### Required work
Pick out the lines containing "mohiyati".

### Material for the task
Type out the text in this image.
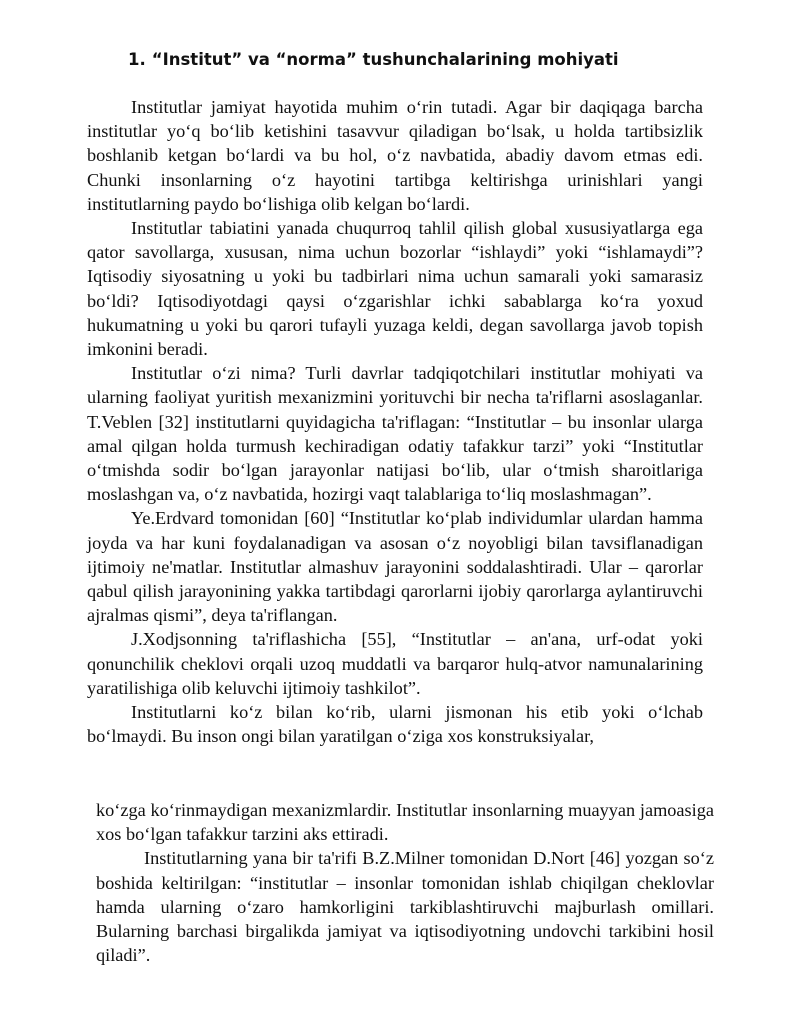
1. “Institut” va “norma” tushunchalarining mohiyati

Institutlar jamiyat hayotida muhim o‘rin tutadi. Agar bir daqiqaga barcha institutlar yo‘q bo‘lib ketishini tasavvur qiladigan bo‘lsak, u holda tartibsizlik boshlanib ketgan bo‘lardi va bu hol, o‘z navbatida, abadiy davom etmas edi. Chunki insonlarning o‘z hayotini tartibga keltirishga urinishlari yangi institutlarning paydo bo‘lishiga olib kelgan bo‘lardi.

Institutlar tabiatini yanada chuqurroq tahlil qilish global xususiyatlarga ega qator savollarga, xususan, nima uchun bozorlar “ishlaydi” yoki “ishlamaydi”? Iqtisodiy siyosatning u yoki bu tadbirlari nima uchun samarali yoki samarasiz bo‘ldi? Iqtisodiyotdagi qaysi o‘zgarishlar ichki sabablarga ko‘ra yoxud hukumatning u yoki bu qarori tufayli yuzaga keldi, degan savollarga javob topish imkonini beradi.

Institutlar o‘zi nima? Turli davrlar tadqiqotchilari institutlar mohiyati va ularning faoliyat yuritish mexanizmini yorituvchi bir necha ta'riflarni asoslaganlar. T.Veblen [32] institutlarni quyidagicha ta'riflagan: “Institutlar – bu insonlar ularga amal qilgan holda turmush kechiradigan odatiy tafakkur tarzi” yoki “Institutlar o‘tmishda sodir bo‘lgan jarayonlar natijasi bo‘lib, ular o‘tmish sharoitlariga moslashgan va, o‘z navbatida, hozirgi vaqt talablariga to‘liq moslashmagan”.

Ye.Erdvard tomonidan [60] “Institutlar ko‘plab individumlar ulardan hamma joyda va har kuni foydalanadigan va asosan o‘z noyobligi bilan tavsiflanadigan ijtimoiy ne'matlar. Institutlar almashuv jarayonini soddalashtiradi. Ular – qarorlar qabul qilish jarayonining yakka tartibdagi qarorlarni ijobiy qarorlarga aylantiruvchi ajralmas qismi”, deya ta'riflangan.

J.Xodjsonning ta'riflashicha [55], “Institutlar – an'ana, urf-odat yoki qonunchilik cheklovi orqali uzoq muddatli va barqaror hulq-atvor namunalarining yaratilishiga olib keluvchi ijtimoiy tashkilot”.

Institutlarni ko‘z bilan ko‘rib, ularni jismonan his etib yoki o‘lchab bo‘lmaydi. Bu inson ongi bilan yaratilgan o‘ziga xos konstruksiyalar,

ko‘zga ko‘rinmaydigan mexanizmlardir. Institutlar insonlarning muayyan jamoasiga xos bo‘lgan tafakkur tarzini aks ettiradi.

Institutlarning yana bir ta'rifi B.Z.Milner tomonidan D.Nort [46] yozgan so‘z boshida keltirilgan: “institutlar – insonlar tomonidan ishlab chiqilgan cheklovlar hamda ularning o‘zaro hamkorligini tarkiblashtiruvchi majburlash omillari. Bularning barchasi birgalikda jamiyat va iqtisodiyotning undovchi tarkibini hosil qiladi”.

### Task solution
1. “Institut” va “norma” tushunchalarining mohiyati
Institutlar o‘zi nima? Turli davrlar tadqiqotchilari institutlar mohiyati va ularning faoliyat yuritish mexanizmini yorituvchi bir necha ta'riflarni asoslaganlar. T.Veblen [32] institutlarni quyidagicha ta'riflagan: “Institutlar – bu insonlar ularga amal qilgan holda turmush kechiradigan odatiy tafakkur tarzi” yoki “Institutlar o‘tmishda sodir bo‘lgan jarayonlar natijasi bo‘lib, ular o‘tmish sharoitlariga moslashgan va, o‘z navbatida, hozirgi vaqt talablariga to‘liq moslashmagan”.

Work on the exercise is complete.